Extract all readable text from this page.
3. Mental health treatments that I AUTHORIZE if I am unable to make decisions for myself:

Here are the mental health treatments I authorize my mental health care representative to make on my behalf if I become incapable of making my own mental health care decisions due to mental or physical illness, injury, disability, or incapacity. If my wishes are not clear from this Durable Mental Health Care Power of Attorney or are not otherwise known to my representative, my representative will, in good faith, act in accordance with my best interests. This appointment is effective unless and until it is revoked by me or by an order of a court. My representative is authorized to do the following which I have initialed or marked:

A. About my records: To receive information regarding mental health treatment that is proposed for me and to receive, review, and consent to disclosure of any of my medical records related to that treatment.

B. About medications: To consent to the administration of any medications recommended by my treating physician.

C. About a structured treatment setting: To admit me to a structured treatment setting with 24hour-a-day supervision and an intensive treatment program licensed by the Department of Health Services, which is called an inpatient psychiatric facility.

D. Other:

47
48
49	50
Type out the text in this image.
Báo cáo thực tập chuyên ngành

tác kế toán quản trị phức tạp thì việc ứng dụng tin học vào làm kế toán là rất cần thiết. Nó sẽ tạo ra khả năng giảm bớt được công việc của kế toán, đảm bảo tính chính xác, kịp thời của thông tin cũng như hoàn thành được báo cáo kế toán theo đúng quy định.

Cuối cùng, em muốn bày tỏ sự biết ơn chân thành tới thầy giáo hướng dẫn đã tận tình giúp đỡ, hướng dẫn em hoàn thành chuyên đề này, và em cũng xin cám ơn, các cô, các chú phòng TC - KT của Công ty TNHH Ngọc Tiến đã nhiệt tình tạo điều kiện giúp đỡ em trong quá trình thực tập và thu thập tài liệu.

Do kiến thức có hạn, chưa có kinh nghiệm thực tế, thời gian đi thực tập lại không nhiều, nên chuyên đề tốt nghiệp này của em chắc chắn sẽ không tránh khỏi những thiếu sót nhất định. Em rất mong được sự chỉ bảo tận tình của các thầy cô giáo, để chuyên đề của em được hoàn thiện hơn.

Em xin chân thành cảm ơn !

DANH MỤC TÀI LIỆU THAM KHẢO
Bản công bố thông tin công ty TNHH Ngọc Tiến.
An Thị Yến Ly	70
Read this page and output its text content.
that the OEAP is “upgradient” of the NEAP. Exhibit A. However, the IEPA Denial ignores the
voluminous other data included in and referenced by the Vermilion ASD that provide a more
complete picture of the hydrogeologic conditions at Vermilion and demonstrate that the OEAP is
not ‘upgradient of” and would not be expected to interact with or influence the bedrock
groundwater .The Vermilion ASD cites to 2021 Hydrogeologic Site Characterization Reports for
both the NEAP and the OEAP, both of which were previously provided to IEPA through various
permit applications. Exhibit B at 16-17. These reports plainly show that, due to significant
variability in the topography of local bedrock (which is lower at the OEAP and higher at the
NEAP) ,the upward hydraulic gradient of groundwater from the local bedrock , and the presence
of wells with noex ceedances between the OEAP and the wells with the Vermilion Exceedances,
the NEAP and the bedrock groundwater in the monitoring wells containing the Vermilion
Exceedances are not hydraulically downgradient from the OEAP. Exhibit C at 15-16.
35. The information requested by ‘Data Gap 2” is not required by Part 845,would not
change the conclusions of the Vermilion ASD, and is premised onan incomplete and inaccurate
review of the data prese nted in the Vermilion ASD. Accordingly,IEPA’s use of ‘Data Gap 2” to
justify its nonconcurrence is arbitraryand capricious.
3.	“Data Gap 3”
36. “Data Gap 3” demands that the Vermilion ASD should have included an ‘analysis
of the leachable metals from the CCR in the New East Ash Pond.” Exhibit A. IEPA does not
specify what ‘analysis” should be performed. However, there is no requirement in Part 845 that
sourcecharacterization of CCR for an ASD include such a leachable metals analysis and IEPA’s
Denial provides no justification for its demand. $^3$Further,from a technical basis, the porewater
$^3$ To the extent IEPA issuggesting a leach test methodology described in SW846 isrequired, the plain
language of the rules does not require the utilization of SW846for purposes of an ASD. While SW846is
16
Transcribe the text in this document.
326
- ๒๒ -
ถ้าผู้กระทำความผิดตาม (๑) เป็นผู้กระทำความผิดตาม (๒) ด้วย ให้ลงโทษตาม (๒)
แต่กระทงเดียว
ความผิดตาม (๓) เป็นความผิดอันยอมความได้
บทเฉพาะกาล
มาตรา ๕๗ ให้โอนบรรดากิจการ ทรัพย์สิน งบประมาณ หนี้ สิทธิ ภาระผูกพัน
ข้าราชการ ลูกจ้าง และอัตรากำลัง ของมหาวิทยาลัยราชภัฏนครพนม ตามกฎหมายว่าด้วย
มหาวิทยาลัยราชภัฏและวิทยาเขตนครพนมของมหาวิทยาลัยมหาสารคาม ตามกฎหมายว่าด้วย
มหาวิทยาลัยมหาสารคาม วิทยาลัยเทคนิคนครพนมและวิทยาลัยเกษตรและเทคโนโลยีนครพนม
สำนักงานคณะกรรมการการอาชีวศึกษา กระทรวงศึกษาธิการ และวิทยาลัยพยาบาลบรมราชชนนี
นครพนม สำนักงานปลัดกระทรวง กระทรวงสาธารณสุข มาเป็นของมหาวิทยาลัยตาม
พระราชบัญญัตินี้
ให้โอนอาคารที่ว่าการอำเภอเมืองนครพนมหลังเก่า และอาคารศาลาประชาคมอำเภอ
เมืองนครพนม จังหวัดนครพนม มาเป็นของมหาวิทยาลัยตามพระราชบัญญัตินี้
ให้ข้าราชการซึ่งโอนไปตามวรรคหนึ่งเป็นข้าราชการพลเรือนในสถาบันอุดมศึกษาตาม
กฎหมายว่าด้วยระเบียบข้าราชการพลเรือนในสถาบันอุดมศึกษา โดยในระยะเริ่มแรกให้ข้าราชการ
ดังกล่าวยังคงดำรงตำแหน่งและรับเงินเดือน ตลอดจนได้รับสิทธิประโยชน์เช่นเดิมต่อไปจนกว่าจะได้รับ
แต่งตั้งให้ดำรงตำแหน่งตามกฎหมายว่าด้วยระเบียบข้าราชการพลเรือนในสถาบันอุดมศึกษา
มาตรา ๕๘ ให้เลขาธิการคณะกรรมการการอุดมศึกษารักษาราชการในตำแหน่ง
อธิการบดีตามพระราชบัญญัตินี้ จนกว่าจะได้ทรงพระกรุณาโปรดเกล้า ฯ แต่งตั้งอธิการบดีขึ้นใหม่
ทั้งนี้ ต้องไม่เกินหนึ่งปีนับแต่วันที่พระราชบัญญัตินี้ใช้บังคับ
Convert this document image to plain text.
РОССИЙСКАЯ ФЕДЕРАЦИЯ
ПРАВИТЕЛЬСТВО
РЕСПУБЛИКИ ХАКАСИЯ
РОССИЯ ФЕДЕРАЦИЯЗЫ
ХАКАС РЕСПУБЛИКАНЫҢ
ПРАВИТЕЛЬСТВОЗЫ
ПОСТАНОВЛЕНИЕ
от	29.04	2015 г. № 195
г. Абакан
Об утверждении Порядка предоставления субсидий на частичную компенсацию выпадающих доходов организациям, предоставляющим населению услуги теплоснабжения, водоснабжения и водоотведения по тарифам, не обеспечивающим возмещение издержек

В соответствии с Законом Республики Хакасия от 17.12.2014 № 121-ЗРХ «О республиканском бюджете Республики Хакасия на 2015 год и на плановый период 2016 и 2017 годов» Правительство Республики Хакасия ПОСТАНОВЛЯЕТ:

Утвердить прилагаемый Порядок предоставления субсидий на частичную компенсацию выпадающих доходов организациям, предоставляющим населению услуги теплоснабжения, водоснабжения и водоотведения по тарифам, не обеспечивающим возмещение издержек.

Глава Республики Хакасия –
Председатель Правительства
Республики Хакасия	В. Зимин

_ _ _ _

> _INSTRUCTIONS FOR THE TASK_:
Determine how many lines include the word "local" and report that number by itself.

> _OUTPUT FOR THIS EXERCISE_:
2